>> begin Source data
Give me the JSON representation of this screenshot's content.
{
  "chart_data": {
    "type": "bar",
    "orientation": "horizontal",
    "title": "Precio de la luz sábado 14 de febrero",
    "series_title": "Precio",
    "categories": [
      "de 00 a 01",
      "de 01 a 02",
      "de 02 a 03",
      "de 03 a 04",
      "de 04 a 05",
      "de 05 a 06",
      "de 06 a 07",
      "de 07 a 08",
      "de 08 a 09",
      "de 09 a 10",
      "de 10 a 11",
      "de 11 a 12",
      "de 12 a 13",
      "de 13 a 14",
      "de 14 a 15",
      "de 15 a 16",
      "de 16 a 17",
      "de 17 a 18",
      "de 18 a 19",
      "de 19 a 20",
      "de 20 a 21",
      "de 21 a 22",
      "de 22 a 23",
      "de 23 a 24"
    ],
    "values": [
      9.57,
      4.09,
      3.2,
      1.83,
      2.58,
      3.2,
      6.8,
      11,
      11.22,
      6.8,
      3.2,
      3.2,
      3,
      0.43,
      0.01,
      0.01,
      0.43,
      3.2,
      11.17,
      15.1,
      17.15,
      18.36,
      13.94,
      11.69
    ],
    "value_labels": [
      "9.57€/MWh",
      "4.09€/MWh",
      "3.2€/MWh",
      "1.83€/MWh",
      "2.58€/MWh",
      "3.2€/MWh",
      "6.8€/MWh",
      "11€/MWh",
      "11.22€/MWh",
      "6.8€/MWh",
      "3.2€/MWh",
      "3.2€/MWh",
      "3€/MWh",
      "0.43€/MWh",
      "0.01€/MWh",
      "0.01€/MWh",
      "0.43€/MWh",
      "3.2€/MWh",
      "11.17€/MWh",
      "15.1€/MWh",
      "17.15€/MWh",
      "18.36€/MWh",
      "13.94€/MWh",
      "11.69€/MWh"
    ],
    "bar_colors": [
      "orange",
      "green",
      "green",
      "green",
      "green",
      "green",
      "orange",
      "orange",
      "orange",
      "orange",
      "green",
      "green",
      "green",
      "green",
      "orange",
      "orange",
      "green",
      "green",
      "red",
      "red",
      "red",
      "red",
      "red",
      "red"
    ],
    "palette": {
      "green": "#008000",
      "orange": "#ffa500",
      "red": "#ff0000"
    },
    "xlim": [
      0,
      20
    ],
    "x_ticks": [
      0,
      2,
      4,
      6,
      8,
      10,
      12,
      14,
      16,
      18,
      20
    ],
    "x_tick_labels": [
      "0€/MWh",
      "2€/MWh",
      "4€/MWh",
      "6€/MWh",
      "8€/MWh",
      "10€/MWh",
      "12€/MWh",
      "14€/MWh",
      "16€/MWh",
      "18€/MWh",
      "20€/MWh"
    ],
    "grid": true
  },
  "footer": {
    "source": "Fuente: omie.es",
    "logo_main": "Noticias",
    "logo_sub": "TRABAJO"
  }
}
>> end Source data
Challenge —
Quote each line above in full, word for word.

Response for this exercise —
Give me the JSON representation of this screenshot's content.
{
  "chart_data": {
    "type": "bar",
    "orientation": "horizontal",
    "title": "Precio de la luz sábado 14 de febrero",
    "series_title": "Precio",
    "categories": [
      "de 00 a 01",
      "de 01 a 02",
      "de 02 a 03",
      "de 03 a 04",
      "de 04 a 05",
      "de 05 a 06",
      "de 06 a 07",
      "de 07 a 08",
      "de 08 a 09",
      "de 09 a 10",
      "de 10 a 11",
      "de 11 a 12",
      "de 12 a 13",
      "de 13 a 14",
      "de 14 a 15",
      "de 15 a 16",
      "de 16 a 17",
      "de 17 a 18",
      "de 18 a 19",
      "de 19 a 20",
      "de 20 a 21",
      "de 21 a 22",
      "de 22 a 23",
      "de 23 a 24"
    ],
    "values": [
      9.57,
      4.09,
      3.2,
      1.83,
      2.58,
      3.2,
      6.8,
      11,
      11.22,
      6.8,
      3.2,
      3.2,
      3,
      0.43,
      0.01,
      0.01,
      0.43,
      3.2,
      11.17,
      15.1,
      17.15,
      18.36,
      13.94,
      11.69
    ],
    "value_labels": [
      "9.57€/MWh",
      "4.09€/MWh",
      "3.2€/MWh",
      "1.83€/MWh",
      "2.58€/MWh",
      "3.2€/MWh",
      "6.8€/MWh",
      "11€/MWh",
      "11.22€/MWh",
      "6.8€/MWh",
      "3.2€/MWh",
      "3.2€/MWh",
      "3€/MWh",
      "0.43€/MWh",
      "0.01€/MWh",
      "0.01€/MWh",
      "0.43€/MWh",
      "3.2€/MWh",
      "11.17€/MWh",
      "15.1€/MWh",
      "17.15€/MWh",
      "18.36€/MWh",
      "13.94€/MWh",
      "11.69€/MWh"
    ],
    "bar_colors": [
      "orange",
      "green",
      "green",
      "green",
      "green",
      "green",
      "orange",
      "orange",
      "orange",
      "orange",
      "green",
      "green",
      "green",
      "green",
      "orange",
      "orange",
      "green",
      "green",
      "red",
      "red",
      "red",
      "red",
      "red",
      "red"
    ],
    "palette": {
      "green": "#008000",
      "orange": "#ffa500",
      "red": "#ff0000"
    },
    "xlim": [
      0,
      20
    ],
    "x_ticks": [
      0,
      2,
      4,
      6,
      8,
      10,
      12,
      14,
      16,
      18,
      20
    ],
    "x_tick_labels": [
      "0€/MWh",
      "2€/MWh",
      "4€/MWh",
      "6€/MWh",
      "8€/MWh",
      "10€/MWh",
      "12€/MWh",
      "14€/MWh",
      "16€/MWh",
      "18€/MWh",
      "20€/MWh"
    ],
    "grid": true
  },
  "footer": {
    "source": "Fuente: omie.es",
    "logo_main": "Noticias",
    "logo_sub": "TRABAJO"
  }
}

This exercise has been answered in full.